(Data records)
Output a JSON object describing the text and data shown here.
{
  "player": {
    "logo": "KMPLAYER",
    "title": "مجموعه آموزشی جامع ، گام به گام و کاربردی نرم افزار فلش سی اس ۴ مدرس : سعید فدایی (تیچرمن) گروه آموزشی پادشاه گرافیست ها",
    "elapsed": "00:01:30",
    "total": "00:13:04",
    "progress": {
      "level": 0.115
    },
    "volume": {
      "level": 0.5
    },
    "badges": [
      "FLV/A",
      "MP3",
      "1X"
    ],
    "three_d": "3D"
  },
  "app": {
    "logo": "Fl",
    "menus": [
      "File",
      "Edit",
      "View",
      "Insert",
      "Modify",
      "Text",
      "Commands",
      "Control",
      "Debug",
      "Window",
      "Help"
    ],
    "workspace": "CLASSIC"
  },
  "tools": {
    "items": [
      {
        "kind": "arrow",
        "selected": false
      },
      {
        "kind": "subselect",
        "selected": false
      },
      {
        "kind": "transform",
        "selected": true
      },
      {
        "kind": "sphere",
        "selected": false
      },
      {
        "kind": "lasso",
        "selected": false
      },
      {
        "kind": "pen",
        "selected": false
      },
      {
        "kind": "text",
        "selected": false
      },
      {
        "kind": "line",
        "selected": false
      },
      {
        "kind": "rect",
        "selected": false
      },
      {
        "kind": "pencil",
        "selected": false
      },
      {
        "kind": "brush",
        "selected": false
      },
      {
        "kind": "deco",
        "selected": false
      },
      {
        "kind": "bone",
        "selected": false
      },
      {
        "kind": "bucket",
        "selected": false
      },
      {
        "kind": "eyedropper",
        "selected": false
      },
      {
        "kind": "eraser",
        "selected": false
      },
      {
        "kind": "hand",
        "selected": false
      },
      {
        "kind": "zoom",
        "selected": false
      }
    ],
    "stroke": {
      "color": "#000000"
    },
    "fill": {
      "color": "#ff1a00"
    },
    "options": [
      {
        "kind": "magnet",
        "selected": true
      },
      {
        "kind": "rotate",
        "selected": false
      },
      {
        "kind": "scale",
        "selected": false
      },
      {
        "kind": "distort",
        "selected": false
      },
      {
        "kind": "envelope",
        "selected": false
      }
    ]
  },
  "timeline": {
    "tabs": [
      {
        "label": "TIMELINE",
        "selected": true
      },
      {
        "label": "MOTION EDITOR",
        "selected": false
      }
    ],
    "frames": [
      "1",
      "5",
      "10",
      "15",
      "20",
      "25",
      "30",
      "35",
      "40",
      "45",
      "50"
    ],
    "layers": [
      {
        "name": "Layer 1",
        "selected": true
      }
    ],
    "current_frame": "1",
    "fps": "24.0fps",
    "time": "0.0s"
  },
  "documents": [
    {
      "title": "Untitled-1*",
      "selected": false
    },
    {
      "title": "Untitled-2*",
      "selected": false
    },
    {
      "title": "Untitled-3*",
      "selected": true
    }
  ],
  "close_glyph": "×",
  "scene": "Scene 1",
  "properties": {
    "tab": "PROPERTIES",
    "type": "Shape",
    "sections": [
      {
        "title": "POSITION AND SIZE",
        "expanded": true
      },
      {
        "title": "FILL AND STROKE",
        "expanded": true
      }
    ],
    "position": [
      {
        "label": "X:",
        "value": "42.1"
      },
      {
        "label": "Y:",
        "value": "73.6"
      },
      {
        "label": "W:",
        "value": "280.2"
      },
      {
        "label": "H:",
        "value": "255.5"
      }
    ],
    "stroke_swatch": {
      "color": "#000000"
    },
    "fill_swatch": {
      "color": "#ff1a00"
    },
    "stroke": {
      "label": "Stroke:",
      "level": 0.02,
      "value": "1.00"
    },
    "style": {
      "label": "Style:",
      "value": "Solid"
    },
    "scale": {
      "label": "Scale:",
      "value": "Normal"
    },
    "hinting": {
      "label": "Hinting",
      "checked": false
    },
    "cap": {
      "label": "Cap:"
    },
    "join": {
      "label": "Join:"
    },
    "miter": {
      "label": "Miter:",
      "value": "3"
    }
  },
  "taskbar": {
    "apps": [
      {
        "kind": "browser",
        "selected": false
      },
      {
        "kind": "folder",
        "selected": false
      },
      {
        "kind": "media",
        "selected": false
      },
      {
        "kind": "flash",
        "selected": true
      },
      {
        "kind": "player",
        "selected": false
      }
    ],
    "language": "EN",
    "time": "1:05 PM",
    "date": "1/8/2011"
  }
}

* _Task details_:
Copy out the material above in its entirety. Every detail must match.

* _Answer for the task_:
Output a JSON object describing the text and data shown here.
{
  "player": {
    "logo": "KMPLAYER",
    "title": "مجموعه آموزشی جامع ، گام به گام و کاربردی نرم افزار فلش سی اس ۴ مدرس : سعید فدایی (تیچرمن) گروه آموزشی پادشاه گرافیست ها",
    "elapsed": "00:01:30",
    "total": "00:13:04",
    "progress": {
      "level": 0.115
    },
    "volume": {
      "level": 0.5
    },
    "badges": [
      "FLV/A",
      "MP3",
      "1X"
    ],
    "three_d": "3D"
  },
  "app": {
    "logo": "Fl",
    "menus": [
      "File",
      "Edit",
      "View",
      "Insert",
      "Modify",
      "Text",
      "Commands",
      "Control",
      "Debug",
      "Window",
      "Help"
    ],
    "workspace": "CLASSIC"
  },
  "tools": {
    "items": [
      {
        "kind": "arrow",
        "selected": false
      },
      {
        "kind": "subselect",
        "selected": false
      },
      {
        "kind": "transform",
        "selected": true
      },
      {
        "kind": "sphere",
        "selected": false
      },
      {
        "kind": "lasso",
        "selected": false
      },
      {
        "kind": "pen",
        "selected": false
      },
      {
        "kind": "text",
        "selected": false
      },
      {
        "kind": "line",
        "selected": false
      },
      {
        "kind": "rect",
        "selected": false
      },
      {
        "kind": "pencil",
        "selected": false
      },
      {
        "kind": "brush",
        "selected": false
      },
      {
        "kind": "deco",
        "selected": false
      },
      {
        "kind": "bone",
        "selected": false
      },
      {
        "kind": "bucket",
        "selected": false
      },
      {
        "kind": "eyedropper",
        "selected": false
      },
      {
        "kind": "eraser",
        "selected": false
      },
      {
        "kind": "hand",
        "selected": false
      },
      {
        "kind": "zoom",
        "selected": false
      }
    ],
    "stroke": {
      "color": "#000000"
    },
    "fill": {
      "color": "#ff1a00"
    },
    "options": [
      {
        "kind": "magnet",
        "selected": true
      },
      {
        "kind": "rotate",
        "selected": false
      },
      {
        "kind": "scale",
        "selected": false
      },
      {
        "kind": "distort",
        "selected": false
      },
      {
        "kind": "envelope",
        "selected": false
      }
    ]
  },
  "timeline": {
    "tabs": [
      {
        "label": "TIMELINE",
        "selected": true
      },
      {
        "label": "MOTION EDITOR",
        "selected": false
      }
    ],
    "frames": [
      "1",
      "5",
      "10",
      "15",
      "20",
      "25",
      "30",
      "35",
      "40",
      "45",
      "50"
    ],
    "layers": [
      {
        "name": "Layer 1",
        "selected": true
      }
    ],
    "current_frame": "1",
    "fps": "24.0fps",
    "time": "0.0s"
  },
  "documents": [
    {
      "title": "Untitled-1*",
      "selected": false
    },
    {
      "title": "Untitled-2*",
      "selected": false
    },
    {
      "title": "Untitled-3*",
      "selected": true
    }
  ],
  "close_glyph": "×",
  "scene": "Scene 1",
  "properties": {
    "tab": "PROPERTIES",
    "type": "Shape",
    "sections": [
      {
        "title": "POSITION AND SIZE",
        "expanded": true
      },
      {
        "title": "FILL AND STROKE",
        "expanded": true
      }
    ],
    "position": [
      {
        "label": "X:",
        "value": "42.1"
      },
      {
        "label": "Y:",
        "value": "73.6"
      },
      {
        "label": "W:",
        "value": "280.2"
      },
      {
        "label": "H:",
        "value": "255.5"
      }
    ],
    "stroke_swatch": {
      "color": "#000000"
    },
    "fill_swatch": {
      "color": "#ff1a00"
    },
    "stroke": {
      "label": "Stroke:",
      "level": 0.02,
      "value": "1.00"
    },
    "style": {
      "label": "Style:",
      "value": "Solid"
    },
    "scale": {
      "label": "Scale:",
      "value": "Normal"
    },
    "hinting": {
      "label": "Hinting",
      "checked": false
    },
    "cap": {
      "label": "Cap:"
    },
    "join": {
      "label": "Join:"
    },
    "miter": {
      "label": "Miter:",
      "value": "3"
    }
  },
  "taskbar": {
    "apps": [
      {
        "kind": "browser",
        "selected": false
      },
      {
        "kind": "folder",
        "selected": false
      },
      {
        "kind": "media",
        "selected": false
      },
      {
        "kind": "flash",
        "selected": true
      },
      {
        "kind": "player",
        "selected": false
      }
    ],
    "language": "EN",
    "time": "1:05 PM",
    "date": "1/8/2011"
  }
}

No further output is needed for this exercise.